-- TRECHO APRESENTADO --
>>>
Embora tenha escrito quatro romances e sete ensaios, o romeno -naturalizado francês - Eugène Ionesco (1912-1994) tornou-se imortal graças à sua atuação como dramaturgo. Considerado um dos principais autores do chamado Teatro do Absurdo, Ionesco escreveu 29 peças, sendo que duas de suas obras mais conhecidas estão reunidas no presente espetáculo: "A lição" e "A cantora careca".

Na primeira, a ação se dá entre uma aluna e seu professor particular, supostamente detentor de todo o conhecimento. Aos poucos, porém, em meio a diálogos absurdos e muito engraçados, fica claro que o que está em jogo é algo muito mais complexo, com especial ênfase nas relações de poder - na casa do dito professor mora uma curiosa governanta, que possui uma percepção da realidade bem mais aguda do que a de seu patrão.

Na segunda, o Sr. e a Sra. Smith trocam banalidades sobre o cotidiano na sala de sua casa, até o momento que surgem o Sr. e a Sra. Martin, convidados para jantar. O quarteto prossegue no mesmo tom, valendo-se de frases desconexas e também muito engraçadas. São eventualmente interrompidos pela Empregada e mais adiante pelo Bombeiro. Aqui fica evidente um dos temas principais da obra do autor: a impossibilidade de uma verdadeira comunicação entre as pessoas.

Em cartaz no Teatro Maison de France, "A lição" e "A cantora careca" chegam à cena com direção de Camilla Amado e Delson Antunes, estando o elenco formado por Renata Paschoal, Nelson Xavier, Cecil Thiré, Thelma Reston, Maria Gladys e Roberto Frota.

Em "A lição", como já foi dito, talvez o principal tema seja a relação de poder que se estabelece aos poucos entre o Professor (Nelson Xavier) e a Aluna (Renata Paschoal), passando a um plano secundário os objetivos dela de obter conhecimentos e o dele de fornecê-los. Do embate entre ambos acaba resultando um final trágico, sabiamente previsto pela Governanta.

Como não objetivaram criar uma dinâmica cênica "moderna" através de inúteis mirabolâncias formais, os diretores investiram no que realmente importa: a relação entre os personagens. E aqui ocorreu algo que não compreendi muito bem: a linha adotada por Nelson Xavier. O ator está muito hesitante no tocante ao texto, a ponto de sugerir sucessivas falhas de memória. Como isto seria inconcebível num intérprete de tal categoria, sou levado a crer que se tratou de uma opção, que a meu ver não funciona. Além disso, Nelson Xavier impõe à maioria de suas falas um ritmo muito lento, e em nenhum momento se torna uma figura ameaçadora, o que torna um tanto implausível o final.

Em contrapartida, Renata Paschoal está divertidíssima na pele da Aluna, exibindo aqui uma das melhores atuações de sua carreira - a atriz trabalha de forma irrepreensível os tempos rítmicos e uma certa "robotização" da personagem, cabendo ainda destacar a propositada monocordia da maior parte de suas falas, quase sempre proferidas num tom alto e sugerindo que as mesmas advém de impulsos não processados pelo consciente. Igualmente notável a breve participação de Cecil Thiré como a Empregada, tanto no que diz respeito à composição física como no que concerne ao texto proferido, impregnado de divertido sotaque.
<<<
-- PROBLEMA PROPOSTO 1 --
Passe para uma tabela Markdown, com as colunas Nº e Linha, os registros que vão da linha com "category-label: Age 50-59 [11,233,120,255]" até o fim dos registros. Deixe de fora as linhas em branco e as imagens.

-- REGISTROS FORNECIDOS --
>>>
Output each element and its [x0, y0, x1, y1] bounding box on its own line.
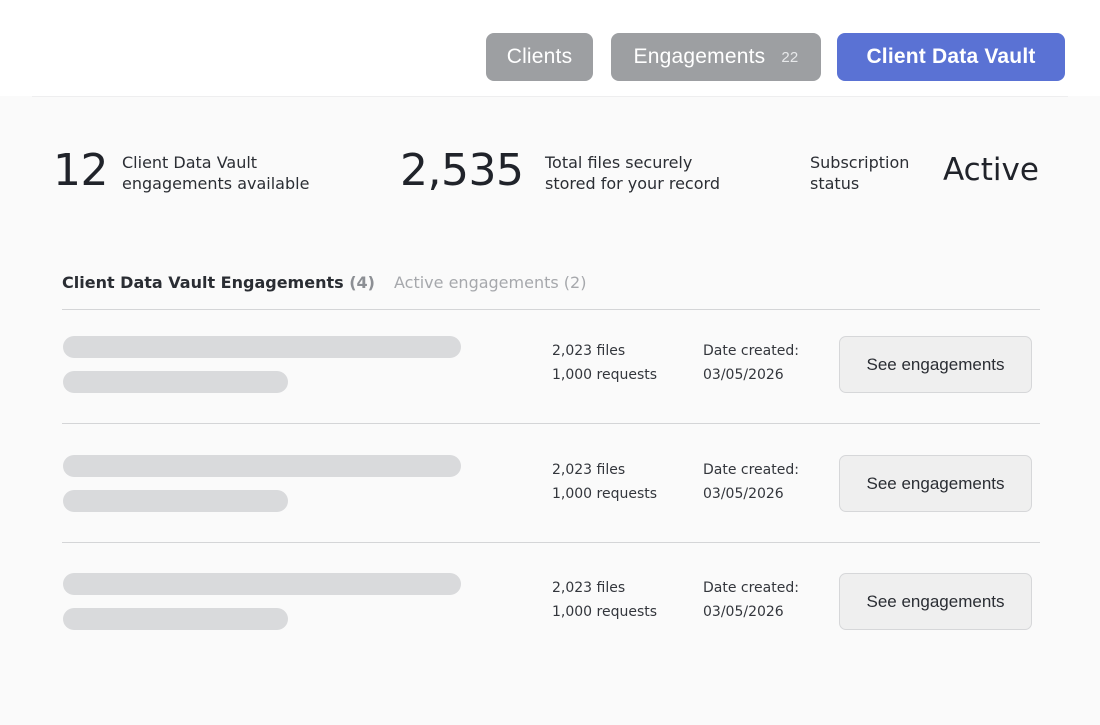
tab-inactive-label: Active engagements	[394, 273, 559, 292]
files-count: 2,023 files	[552, 580, 626, 596]
row-divider	[62, 423, 1040, 424]
requests-count: 1,000 requests	[552, 486, 658, 502]
nav-clients-button[interactable]: Clients	[486, 33, 593, 81]
files-count: 2,023 files	[552, 343, 626, 359]
engagements-count-badge: 22	[781, 48, 799, 66]
list-item: 2,023 files 1,000 requests Date created:…	[62, 310, 1040, 424]
nav-clients-label: Clients	[506, 45, 573, 68]
date-created-label: Date created:	[703, 462, 799, 478]
see-engagements-button[interactable]: See engagements	[839, 455, 1032, 512]
nav-engagements-button[interactable]: Engagements 22	[611, 33, 821, 81]
file-stats: 2,023 files 1,000 requests	[552, 576, 657, 624]
tab-active-label: Client Data Vault Engagements	[62, 273, 344, 292]
date-created-label: Date created:	[703, 580, 799, 596]
tabs-divider	[62, 309, 1040, 310]
list-item: 2,023 files 1,000 requests Date created:…	[62, 547, 1040, 661]
subscription-status-label: Subscription status	[810, 152, 909, 194]
date-created-value: 03/05/2026	[703, 367, 784, 383]
list-item: 2,023 files 1,000 requests Date created:…	[62, 429, 1040, 543]
tab-active-count: (4)	[349, 273, 375, 292]
requests-count: 1,000 requests	[552, 367, 658, 383]
date-created-value: 03/05/2026	[703, 486, 784, 502]
files-count: 2,023 files	[552, 462, 626, 478]
files-stored-label-line2: stored for your record	[545, 174, 720, 193]
date-created: Date created: 03/05/2026	[703, 339, 799, 387]
files-stored-count: 2,535	[400, 145, 524, 196]
skeleton-title-placeholder	[63, 336, 461, 358]
tab-inactive-count: (2)	[563, 273, 587, 292]
skeleton-subtitle-placeholder	[63, 371, 288, 393]
tab-client-data-vault-engagements[interactable]: Client Data Vault Engagements (4)	[62, 273, 375, 292]
skeleton-title-placeholder	[63, 573, 461, 595]
files-stored-label-line1: Total files securely	[545, 153, 693, 172]
date-created: Date created: 03/05/2026	[703, 458, 799, 506]
row-divider	[62, 542, 1040, 543]
skeleton-subtitle-placeholder	[63, 608, 288, 630]
tab-active-engagements[interactable]: Active engagements (2)	[394, 273, 586, 292]
file-stats: 2,023 files 1,000 requests	[552, 339, 657, 387]
date-created-label: Date created:	[703, 343, 799, 359]
skeleton-title-placeholder	[63, 455, 461, 477]
header-bar: Clients Engagements 22 Client Data Vault	[0, 0, 1100, 96]
engagements-available-label-line1: Client Data Vault	[122, 153, 258, 172]
engagements-available-label: Client Data Vault engagements available	[122, 152, 309, 194]
see-engagements-button[interactable]: See engagements	[839, 336, 1032, 393]
nav-client-data-vault-button[interactable]: Client Data Vault	[837, 33, 1065, 81]
subscription-label-line2: status	[810, 174, 860, 193]
date-created: Date created: 03/05/2026	[703, 576, 799, 624]
nav-engagements-label: Engagements	[633, 45, 766, 68]
engagements-available-count: 12	[53, 145, 109, 196]
date-created-value: 03/05/2026	[703, 604, 784, 620]
skeleton-subtitle-placeholder	[63, 490, 288, 512]
engagements-available-label-line2: engagements available	[122, 174, 310, 193]
nav-vault-label: Client Data Vault	[866, 45, 1036, 68]
subscription-status-value: Active	[943, 152, 1039, 188]
file-stats: 2,023 files 1,000 requests	[552, 458, 657, 506]
files-stored-label: Total files securely stored for your rec…	[545, 152, 720, 194]
subscription-label-line1: Subscription	[810, 153, 910, 172]
requests-count: 1,000 requests	[552, 604, 658, 620]
header-divider	[32, 96, 1068, 97]
see-engagements-button[interactable]: See engagements	[839, 573, 1032, 630]
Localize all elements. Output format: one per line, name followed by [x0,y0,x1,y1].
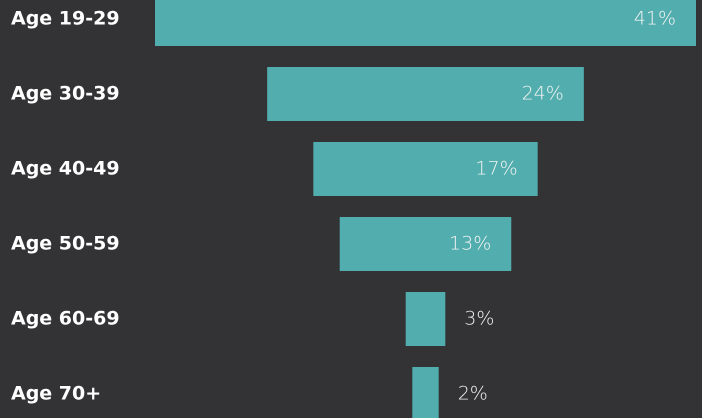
category-label: Age 50-59 [11,233,120,255]
category-label: Age 19-29 [11,8,120,30]
value-label: 24% [522,83,564,105]
bar [405,292,446,346]
category-label: Age 30-39 [11,83,120,105]
category-label: Age 40-49 [11,158,120,180]
bar [155,0,696,46]
bar [313,142,538,196]
value-label: 13% [449,233,491,255]
bar [412,367,439,418]
value-label: 3% [464,308,494,330]
value-label: 2% [458,383,488,405]
category-label: Age 60-69 [11,308,120,330]
value-label: 41% [634,8,676,30]
category-label: Age 70+ [11,383,101,405]
value-label: 17% [475,158,517,180]
bar [267,67,584,121]
bar [339,217,512,271]
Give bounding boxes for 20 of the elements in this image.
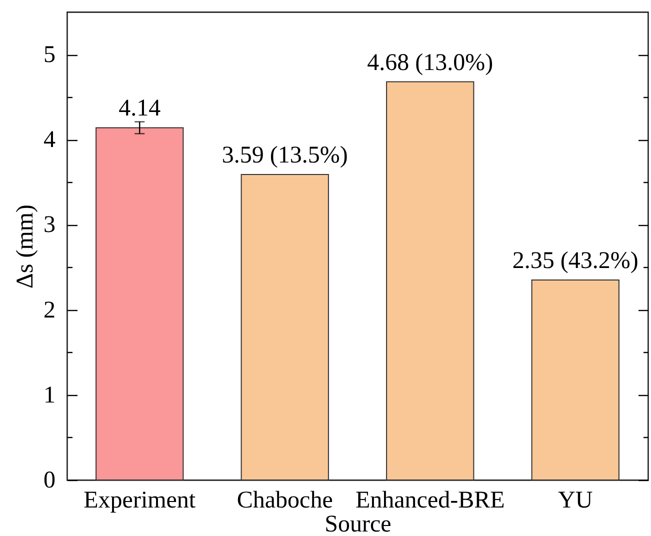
data-label: 3.59 (13.5%) (222, 142, 348, 169)
y-tick-label: 3 (44, 212, 56, 238)
y-axis-title: Δs (mm) (12, 204, 38, 289)
x-axis-title: Source (324, 512, 392, 536)
bar (96, 127, 184, 480)
y-tick-label: 4 (44, 127, 56, 154)
x-tick-label: Experiment (84, 488, 196, 514)
bar (386, 81, 474, 480)
y-tick-label: 5 (44, 42, 56, 68)
x-tick-label: YU (558, 488, 593, 514)
x-tick-label: Chaboche (236, 488, 333, 514)
data-label: 4.14 (118, 96, 161, 122)
bar (531, 280, 620, 480)
bar (240, 174, 329, 480)
data-label: 2.35 (43.2%) (512, 248, 638, 274)
y-tick-label: 1 (44, 382, 56, 408)
y-tick-label: 2 (44, 297, 56, 324)
data-label: 4.68 (13.0%) (367, 50, 494, 76)
y-tick-label: 0 (44, 468, 56, 494)
x-tick-label: Enhanced-BRE (355, 488, 505, 514)
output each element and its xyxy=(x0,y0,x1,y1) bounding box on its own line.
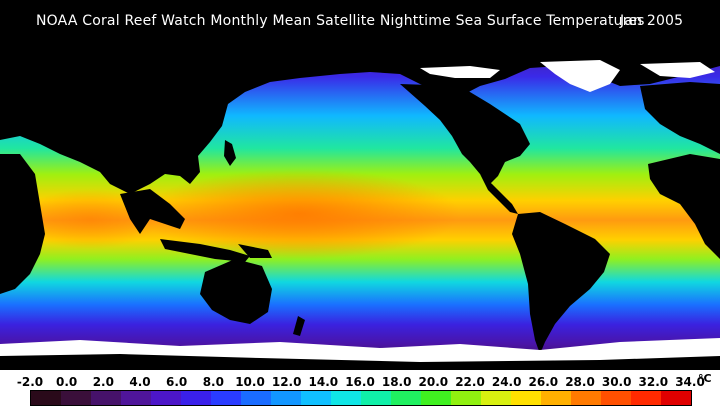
<<<
-- PROBLEMA PROPOSTO 2 --
Segundo a crítica do trecho apresentado, em que teatro estão em cartaz "A lição" e "A cantora careca"?

-- RESOLUÇÃO 1 --
| Nº | Linha |
|---|---|
| 1 | category-label: Age 50-59 [11,233,120,255] |
| 2 | category-label: Age 19-29 [11,8,120,30] |
| 3 | value-label: 24% [522,83,564,105] |
| 4 | bar [405,292,446,346] |
| 5 | category-label: Age 30-39 [11,83,120,105] |
| 6 | category-label: Age 40-49 [11,158,120,180] |
| 7 | bar [155,0,696,46] |
| 8 | bar [313,142,538,196] |
| 9 | value-label: 13% [449,233,491,255] |
| 10 | bar [412,367,439,418] |
| 11 | value-label: 3% [464,308,494,330] |
| 12 | value-label: 2% [458,383,488,405] |
| 13 | category-label: Age 60-69 [11,308,120,330] |
| 14 | value-label: 41% [634,8,676,30] |
| 15 | category-label: Age 70+ [11,383,101,405] |
| 16 | value-label: 17% [475,158,517,180] |
| 17 | bar [267,67,584,121] |
| 18 | bar [339,217,512,271] |
| 19 | Give bounding boxes for 20 of the elements in this image. |
| 20 | data-label: 3.59 (13.5%) (222, 142, 348, 169) |
| 21 | y-tick-label: 3 (44, 212, 56, 238) |
| 22 | y-axis-title: Δs (mm) (12, 204, 38, 289) |
| 23 | x-axis-title: Source (324, 512, 392, 536) |
| 24 | bar (96, 127, 184, 480) |
| 25 | y-tick-label: 4 (44, 127, 56, 154) |
| 26 | x-tick-label: Experiment (84, 488, 196, 514) |
| 27 | bar (386, 81, 474, 480) |
| 28 | y-tick-label: 5 (44, 42, 56, 68) |
| 29 | x-tick-label: YU (558, 488, 593, 514) |
| 30 | x-tick-label: Chaboche (236, 488, 333, 514) |
| 31 | data-label: 4.14 (118, 96, 161, 122) |
| 32 | bar (531, 280, 620, 480) |
| 33 | bar (240, 174, 329, 480) |
| 34 | data-label: 2.35 (43.2%) (512, 248, 638, 274) |
| 35 | y-tick-label: 1 (44, 382, 56, 408) |
| 36 | y-tick-label: 2 (44, 297, 56, 324) |
| 37 | data-label: 4.68 (13.0%) (367, 50, 494, 76) |
| 38 | y-tick-label: 0 (44, 468, 56, 494) |
| 39 | x-tick-label: Enhanced-BRE (355, 488, 505, 514) |
| 40 | output each element and its xyxy=(x0,y0,x1,y1) bounding box on its own line. |

-- RESOLUÇÃO 2 --
No Teatro Maison de France.